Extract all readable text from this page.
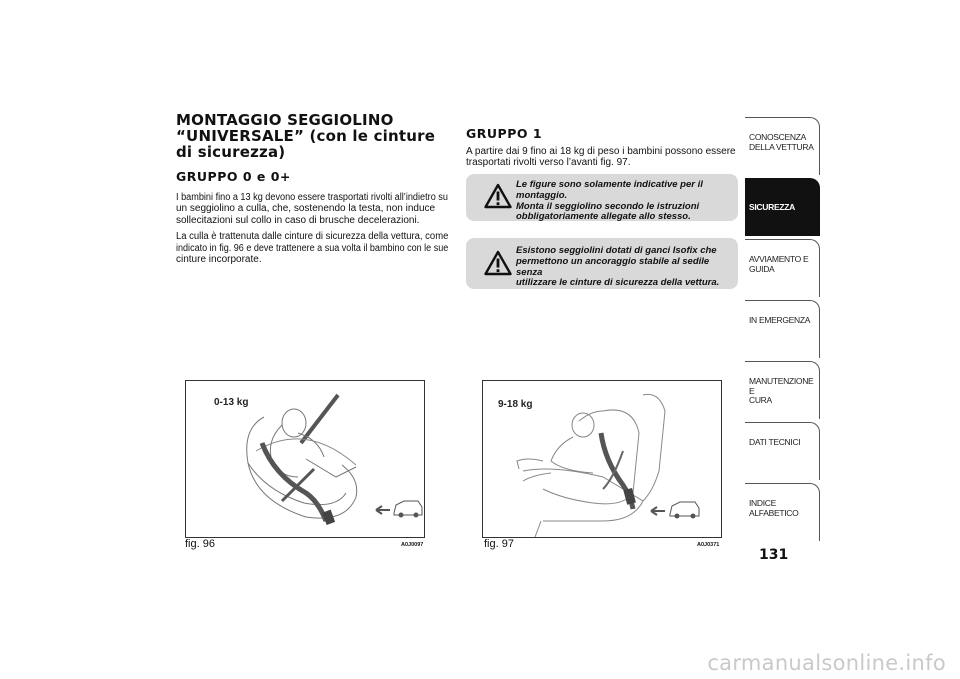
MONTAGGIO SEGGIOLINO
“UNIVERSALE” (con le cinture
di sicurezza)
GRUPPO 0 e 0+
I bambini fino a 13 kg devono essere trasportati rivolti all’indietro su
un seggiolino a culla, che, sostenendo la testa, non induce
sollecitazioni sul collo in caso di brusche decelerazioni.
La culla è trattenuta dalle cinture di sicurezza della vettura, come
indicato in fig. 96 e deve trattenere a sua volta il bambino con le sue
cinture incorporate.
GRUPPO 1
A partire dai 9 fino ai 18 kg di peso i bambini possono essere
trasportati rivolti verso l’avanti fig. 97.
Le figure sono solamente indicative per il montaggio.
Monta il seggiolino secondo le istruzioni
obbligatoriamente allegate allo stesso.
Esistono seggiolini dotati di ganci Isofix che
permettono un ancoraggio stabile al sedile senza
utilizzare le cinture di sicurezza della vettura.
0-13 kg
fig. 96	A0J0097
9-18 kg
fig. 97	A0J0371
CONOSCENZA
DELLA VETTURA
SICUREZZA
AVVIAMENTO E
GUIDA
IN EMERGENZA
MANUTENZIONE E
CURA
DATI TECNICI
INDICE ALFABETICO
131
carmanualsonline.info
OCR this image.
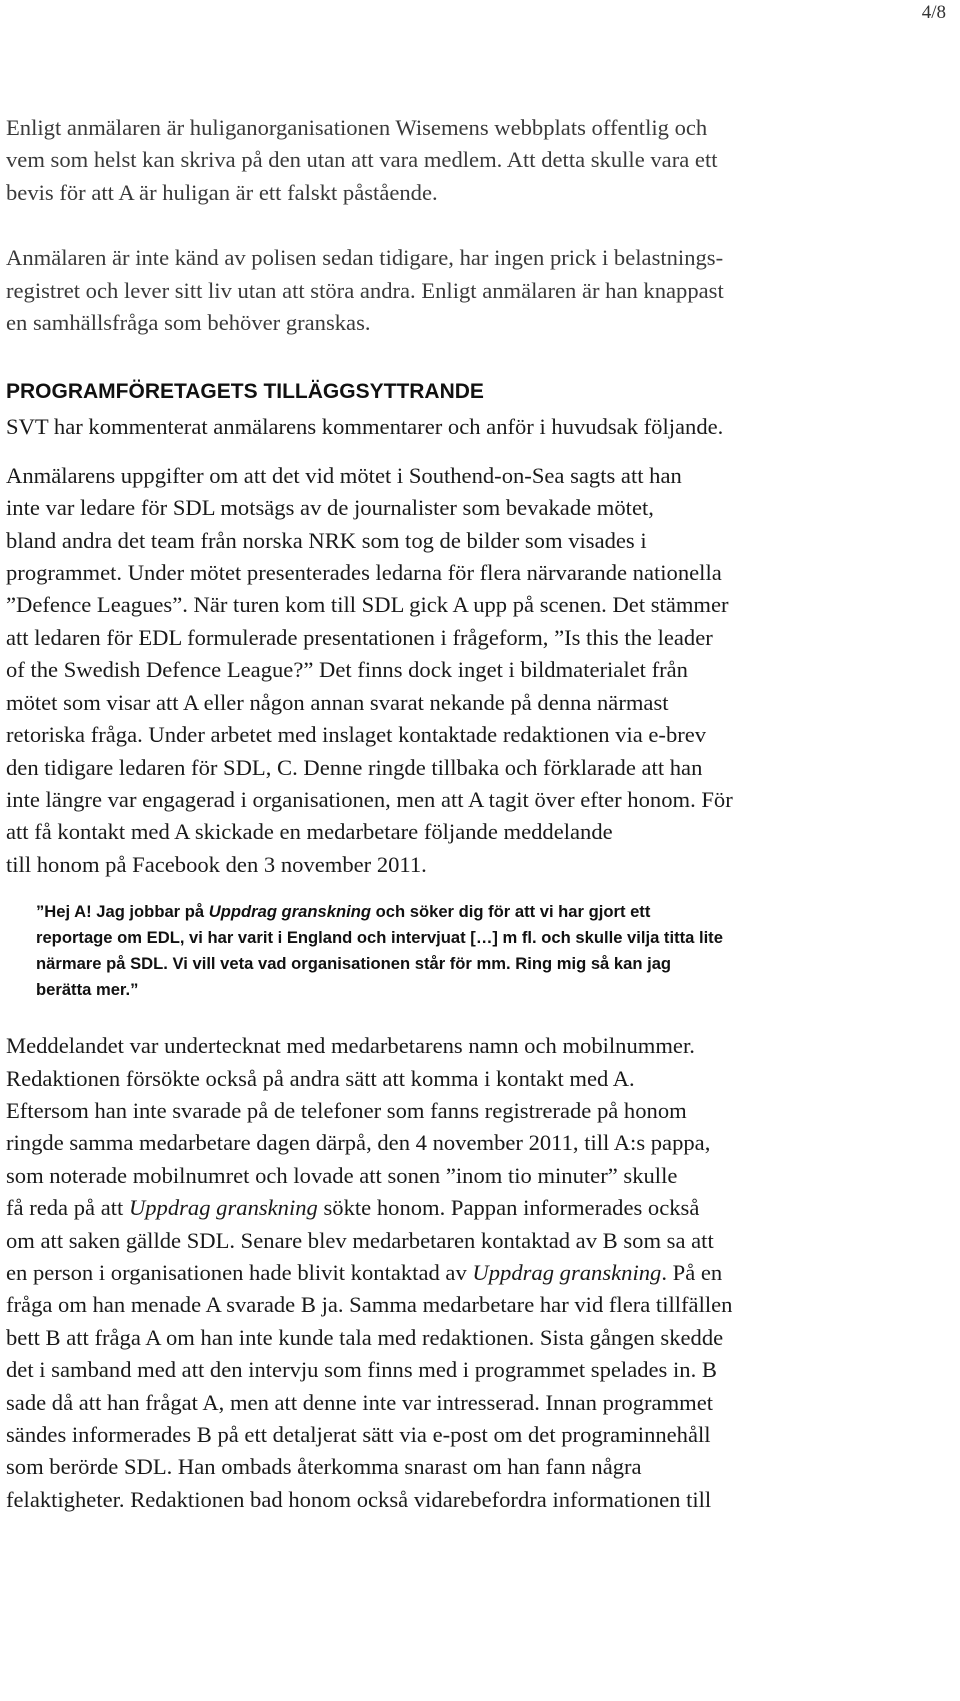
4/8

Enligt anmälaren är huliganorganisationen Wisemens webbplats offentlig och
vem som helst kan skriva på den utan att vara medlem. Att detta skulle vara ett
bevis för att A är huligan är ett falskt påstående.

Anmälaren är inte känd av polisen sedan tidigare, har ingen prick i belastnings-
registret och lever sitt liv utan att störa andra. Enligt anmälaren är han knappast
en samhällsfråga som behöver granskas.

PROGRAMFÖRETAGETS TILLÄGGSYTTRANDE

SVT har kommenterat anmälarens kommentarer och anför i huvudsak följande.

Anmälarens uppgifter om att det vid mötet i Southend-on-Sea sagts att han
inte var ledare för SDL motsägs av de journalister som bevakade mötet,
bland andra det team från norska NRK som tog de bilder som visades i
programmet. Under mötet presenterades ledarna för flera närvarande nationella
”Defence Leagues”. När turen kom till SDL gick A upp på scenen. Det stämmer
att ledaren för EDL formulerade presentationen i frågeform, ”Is this the leader
of the Swedish Defence League?” Det finns dock inget i bildmaterialet från
mötet som visar att A eller någon annan svarat nekande på denna närmast
retoriska fråga. Under arbetet med inslaget kontaktade redaktionen via e-brev
den tidigare ledaren för SDL, C. Denne ringde tillbaka och förklarade att han
inte längre var engagerad i organisationen, men att A tagit över efter honom. För
att få kontakt med A skickade en medarbetare följande meddelande
till honom på Facebook den 3 november 2011.

”Hej A! Jag jobbar på Uppdrag granskning och söker dig för att vi har gjort ett
reportage om EDL, vi har varit i England och intervjuat […] m fl. och skulle vilja titta lite
närmare på SDL. Vi vill veta vad organisationen står för mm. Ring mig så kan jag
berätta mer.”

Meddelandet var undertecknat med medarbetarens namn och mobilnummer.
Redaktionen försökte också på andra sätt att komma i kontakt med A.
Eftersom han inte svarade på de telefoner som fanns registrerade på honom
ringde samma medarbetare dagen därpå, den 4 november 2011, till A:s pappa,
som noterade mobilnumret och lovade att sonen ”inom tio minuter” skulle
få reda på att Uppdrag granskning sökte honom. Pappan informerades också
om att saken gällde SDL. Senare blev medarbetaren kontaktad av B som sa att
en person i organisationen hade blivit kontaktad av Uppdrag granskning. På en
fråga om han menade A svarade B ja. Samma medarbetare har vid flera tillfällen
bett B att fråga A om han inte kunde tala med redaktionen. Sista gången skedde
det i samband med att den intervju som finns med i programmet spelades in. B
sade då att han frågat A, men att denne inte var intresserad. Innan programmet
sändes informerades B på ett detaljerat sätt via e-post om det programinnehåll
som berörde SDL. Han ombads återkomma snarast om han fann några
felaktigheter. Redaktionen bad honom också vidarebefordra informationen till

━━━━━━━━

» Task brief: Without the pictures, repeat the listing above exactly.

» The completed task:
Extract all readable text from this page.
MONTAGGIO SEGGIOLINO
“UNIVERSALE” (con le cinture
di sicurezza)
GRUPPO 0 e 0+
I bambini fino a 13 kg devono essere trasportati rivolti all’indietro su
un seggiolino a culla, che, sostenendo la testa, non induce
sollecitazioni sul collo in caso di brusche decelerazioni.
La culla è trattenuta dalle cinture di sicurezza della vettura, come
indicato in fig. 96 e deve trattenere a sua volta il bambino con le sue
cinture incorporate.
GRUPPO 1
A partire dai 9 fino ai 18 kg di peso i bambini possono essere
trasportati rivolti verso l’avanti fig. 97.
Le figure sono solamente indicative per il montaggio.
Monta il seggiolino secondo le istruzioni
obbligatoriamente allegate allo stesso.
Esistono seggiolini dotati di ganci Isofix che
permettono un ancoraggio stabile al sedile senza
utilizzare le cinture di sicurezza della vettura.
0-13 kg
fig. 96	A0J0097
9-18 kg
fig. 97	A0J0371
CONOSCENZA
DELLA VETTURA
SICUREZZA
AVVIAMENTO E
GUIDA
IN EMERGENZA
MANUTENZIONE E
CURA
DATI TECNICI
INDICE ALFABETICO
131
carmanualsonline.info
OCR this image.
4/8

Enligt anmälaren är huliganorganisationen Wisemens webbplats offentlig och
vem som helst kan skriva på den utan att vara medlem. Att detta skulle vara ett
bevis för att A är huligan är ett falskt påstående.

Anmälaren är inte känd av polisen sedan tidigare, har ingen prick i belastnings-
registret och lever sitt liv utan att störa andra. Enligt anmälaren är han knappast
en samhällsfråga som behöver granskas.

PROGRAMFÖRETAGETS TILLÄGGSYTTRANDE

SVT har kommenterat anmälarens kommentarer och anför i huvudsak följande.

Anmälarens uppgifter om att det vid mötet i Southend-on-Sea sagts att han
inte var ledare för SDL motsägs av de journalister som bevakade mötet,
bland andra det team från norska NRK som tog de bilder som visades i
programmet. Under mötet presenterades ledarna för flera närvarande nationella
”Defence Leagues”. När turen kom till SDL gick A upp på scenen. Det stämmer
att ledaren för EDL formulerade presentationen i frågeform, ”Is this the leader
of the Swedish Defence League?” Det finns dock inget i bildmaterialet från
mötet som visar att A eller någon annan svarat nekande på denna närmast
retoriska fråga. Under arbetet med inslaget kontaktade redaktionen via e-brev
den tidigare ledaren för SDL, C. Denne ringde tillbaka och förklarade att han
inte längre var engagerad i organisationen, men att A tagit över efter honom. För
att få kontakt med A skickade en medarbetare följande meddelande
till honom på Facebook den 3 november 2011.

”Hej A! Jag jobbar på Uppdrag granskning och söker dig för att vi har gjort ett
reportage om EDL, vi har varit i England och intervjuat […] m fl. och skulle vilja titta lite
närmare på SDL. Vi vill veta vad organisationen står för mm. Ring mig så kan jag
berätta mer.”

Meddelandet var undertecknat med medarbetarens namn och mobilnummer.
Redaktionen försökte också på andra sätt att komma i kontakt med A.
Eftersom han inte svarade på de telefoner som fanns registrerade på honom
ringde samma medarbetare dagen därpå, den 4 november 2011, till A:s pappa,
som noterade mobilnumret och lovade att sonen ”inom tio minuter” skulle
få reda på att Uppdrag granskning sökte honom. Pappan informerades också
om att saken gällde SDL. Senare blev medarbetaren kontaktad av B som sa att
en person i organisationen hade blivit kontaktad av Uppdrag granskning. På en
fråga om han menade A svarade B ja. Samma medarbetare har vid flera tillfällen
bett B att fråga A om han inte kunde tala med redaktionen. Sista gången skedde
det i samband med att den intervju som finns med i programmet spelades in. B
sade då att han frågat A, men att denne inte var intresserad. Innan programmet
sändes informerades B på ett detaljerat sätt via e-post om det programinnehåll
som berörde SDL. Han ombads återkomma snarast om han fann några
felaktigheter. Redaktionen bad honom också vidarebefordra informationen till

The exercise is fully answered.